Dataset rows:
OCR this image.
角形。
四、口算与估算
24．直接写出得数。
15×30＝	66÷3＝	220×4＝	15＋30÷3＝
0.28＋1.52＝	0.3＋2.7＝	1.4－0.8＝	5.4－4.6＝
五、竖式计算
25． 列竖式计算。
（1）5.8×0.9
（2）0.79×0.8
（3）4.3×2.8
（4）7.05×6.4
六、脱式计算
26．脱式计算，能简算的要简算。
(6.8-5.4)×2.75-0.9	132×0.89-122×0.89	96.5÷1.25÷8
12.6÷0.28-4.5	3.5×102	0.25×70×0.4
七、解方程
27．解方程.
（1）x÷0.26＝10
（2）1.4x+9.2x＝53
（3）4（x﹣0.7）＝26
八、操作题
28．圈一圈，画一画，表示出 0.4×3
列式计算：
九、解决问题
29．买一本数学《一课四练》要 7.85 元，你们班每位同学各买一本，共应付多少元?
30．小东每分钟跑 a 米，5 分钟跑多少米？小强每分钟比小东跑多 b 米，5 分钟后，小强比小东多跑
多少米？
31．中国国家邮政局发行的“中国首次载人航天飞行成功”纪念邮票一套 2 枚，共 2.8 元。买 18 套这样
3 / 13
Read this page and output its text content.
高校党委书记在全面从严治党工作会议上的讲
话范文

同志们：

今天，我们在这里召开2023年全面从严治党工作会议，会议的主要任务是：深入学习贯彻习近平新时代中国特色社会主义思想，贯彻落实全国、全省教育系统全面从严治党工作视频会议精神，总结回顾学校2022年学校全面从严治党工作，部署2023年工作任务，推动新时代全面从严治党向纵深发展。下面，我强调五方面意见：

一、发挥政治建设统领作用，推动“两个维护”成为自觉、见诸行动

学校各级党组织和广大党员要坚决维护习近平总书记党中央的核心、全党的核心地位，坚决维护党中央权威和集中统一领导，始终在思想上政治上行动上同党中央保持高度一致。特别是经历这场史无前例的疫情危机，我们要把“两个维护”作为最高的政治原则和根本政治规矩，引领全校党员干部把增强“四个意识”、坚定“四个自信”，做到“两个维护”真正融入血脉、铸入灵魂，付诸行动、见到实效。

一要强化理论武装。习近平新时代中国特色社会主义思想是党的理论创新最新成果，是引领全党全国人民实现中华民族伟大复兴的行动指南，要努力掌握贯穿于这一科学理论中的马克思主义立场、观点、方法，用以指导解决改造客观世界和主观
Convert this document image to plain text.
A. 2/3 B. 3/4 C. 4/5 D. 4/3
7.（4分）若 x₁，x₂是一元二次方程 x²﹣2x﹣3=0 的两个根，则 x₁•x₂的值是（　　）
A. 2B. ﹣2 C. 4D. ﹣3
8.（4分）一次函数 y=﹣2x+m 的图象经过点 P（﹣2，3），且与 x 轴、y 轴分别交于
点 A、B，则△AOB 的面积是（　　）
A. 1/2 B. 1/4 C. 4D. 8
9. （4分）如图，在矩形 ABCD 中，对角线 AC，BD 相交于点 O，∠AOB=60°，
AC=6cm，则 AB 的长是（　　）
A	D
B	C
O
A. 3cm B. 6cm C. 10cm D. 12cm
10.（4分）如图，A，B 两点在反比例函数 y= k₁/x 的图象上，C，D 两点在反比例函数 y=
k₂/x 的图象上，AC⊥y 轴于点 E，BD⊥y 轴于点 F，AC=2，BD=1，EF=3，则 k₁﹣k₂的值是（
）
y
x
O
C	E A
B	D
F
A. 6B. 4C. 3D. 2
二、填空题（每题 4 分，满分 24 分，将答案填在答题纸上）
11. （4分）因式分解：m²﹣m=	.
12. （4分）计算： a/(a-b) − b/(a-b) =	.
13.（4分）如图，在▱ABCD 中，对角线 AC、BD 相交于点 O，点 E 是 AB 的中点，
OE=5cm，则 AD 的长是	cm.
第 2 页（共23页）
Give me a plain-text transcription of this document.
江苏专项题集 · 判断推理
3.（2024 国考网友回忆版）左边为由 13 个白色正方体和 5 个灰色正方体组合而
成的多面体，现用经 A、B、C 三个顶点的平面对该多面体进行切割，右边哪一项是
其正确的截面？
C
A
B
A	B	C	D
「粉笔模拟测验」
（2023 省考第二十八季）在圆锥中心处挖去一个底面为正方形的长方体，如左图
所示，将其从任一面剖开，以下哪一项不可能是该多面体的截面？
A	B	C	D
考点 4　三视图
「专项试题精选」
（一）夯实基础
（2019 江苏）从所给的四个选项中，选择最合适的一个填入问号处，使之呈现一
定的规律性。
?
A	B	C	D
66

* [Required work]: From the records above, extract every entry exactly as given.

* [The solution]:
OCR this image.
角形。
四、口算与估算
24．直接写出得数。
15×30＝	66÷3＝	220×4＝	15＋30÷3＝
0.28＋1.52＝	0.3＋2.7＝	1.4－0.8＝	5.4－4.6＝
五、竖式计算
25． 列竖式计算。
（1）5.8×0.9
（2）0.79×0.8
（3）4.3×2.8
（4）7.05×6.4
六、脱式计算
26．脱式计算，能简算的要简算。
(6.8-5.4)×2.75-0.9	132×0.89-122×0.89	96.5÷1.25÷8
12.6÷0.28-4.5	3.5×102	0.25×70×0.4
七、解方程
27．解方程.
（1）x÷0.26＝10
（2）1.4x+9.2x＝53
（3）4（x﹣0.7）＝26
八、操作题
28．圈一圈，画一画，表示出 0.4×3
列式计算：
九、解决问题
29．买一本数学《一课四练》要 7.85 元，你们班每位同学各买一本，共应付多少元?
30．小东每分钟跑 a 米，5 分钟跑多少米？小强每分钟比小东跑多 b 米，5 分钟后，小强比小东多跑
多少米？
31．中国国家邮政局发行的“中国首次载人航天飞行成功”纪念邮票一套 2 枚，共 2.8 元。买 18 套这样
3 / 13
Read this page and output its text content.
高校党委书记在全面从严治党工作会议上的讲
话范文

同志们：

今天，我们在这里召开2023年全面从严治党工作会议，会议的主要任务是：深入学习贯彻习近平新时代中国特色社会主义思想，贯彻落实全国、全省教育系统全面从严治党工作视频会议精神，总结回顾学校2022年学校全面从严治党工作，部署2023年工作任务，推动新时代全面从严治党向纵深发展。下面，我强调五方面意见：

一、发挥政治建设统领作用，推动“两个维护”成为自觉、见诸行动

学校各级党组织和广大党员要坚决维护习近平总书记党中央的核心、全党的核心地位，坚决维护党中央权威和集中统一领导，始终在思想上政治上行动上同党中央保持高度一致。特别是经历这场史无前例的疫情危机，我们要把“两个维护”作为最高的政治原则和根本政治规矩，引领全校党员干部把增强“四个意识”、坚定“四个自信”，做到“两个维护”真正融入血脉、铸入灵魂，付诸行动、见到实效。

一要强化理论武装。习近平新时代中国特色社会主义思想是党的理论创新最新成果，是引领全党全国人民实现中华民族伟大复兴的行动指南，要努力掌握贯穿于这一科学理论中的马克思主义立场、观点、方法，用以指导解决改造客观世界和主观
Convert this document image to plain text.
A. 2/3 B. 3/4 C. 4/5 D. 4/3
7.（4分）若 x₁，x₂是一元二次方程 x²﹣2x﹣3=0 的两个根，则 x₁•x₂的值是（　　）
A. 2B. ﹣2 C. 4D. ﹣3
8.（4分）一次函数 y=﹣2x+m 的图象经过点 P（﹣2，3），且与 x 轴、y 轴分别交于
点 A、B，则△AOB 的面积是（　　）
A. 1/2 B. 1/4 C. 4D. 8
9. （4分）如图，在矩形 ABCD 中，对角线 AC，BD 相交于点 O，∠AOB=60°，
AC=6cm，则 AB 的长是（　　）
A	D
B	C
O
A. 3cm B. 6cm C. 10cm D. 12cm
10.（4分）如图，A，B 两点在反比例函数 y= k₁/x 的图象上，C，D 两点在反比例函数 y=
k₂/x 的图象上，AC⊥y 轴于点 E，BD⊥y 轴于点 F，AC=2，BD=1，EF=3，则 k₁﹣k₂的值是（
）
y
x
O
C	E A
B	D
F
A. 6B. 4C. 3D. 2
二、填空题（每题 4 分，满分 24 分，将答案填在答题纸上）
11. （4分）因式分解：m²﹣m=	.
12. （4分）计算： a/(a-b) − b/(a-b) =	.
13.（4分）如图，在▱ABCD 中，对角线 AC、BD 相交于点 O，点 E 是 AB 的中点，
OE=5cm，则 AD 的长是	cm.
第 2 页（共23页）
Give me a plain-text transcription of this document.
江苏专项题集 · 判断推理
3.（2024 国考网友回忆版）左边为由 13 个白色正方体和 5 个灰色正方体组合而
成的多面体，现用经 A、B、C 三个顶点的平面对该多面体进行切割，右边哪一项是
其正确的截面？
C
A
B
A	B	C	D
「粉笔模拟测验」
（2023 省考第二十八季）在圆锥中心处挖去一个底面为正方形的长方体，如左图
所示，将其从任一面剖开，以下哪一项不可能是该多面体的截面？
A	B	C	D
考点 4　三视图
「专项试题精选」
（一）夯实基础
（2019 江苏）从所给的四个选项中，选择最合适的一个填入问号处，使之呈现一
定的规律性。
?
A	B	C	D
66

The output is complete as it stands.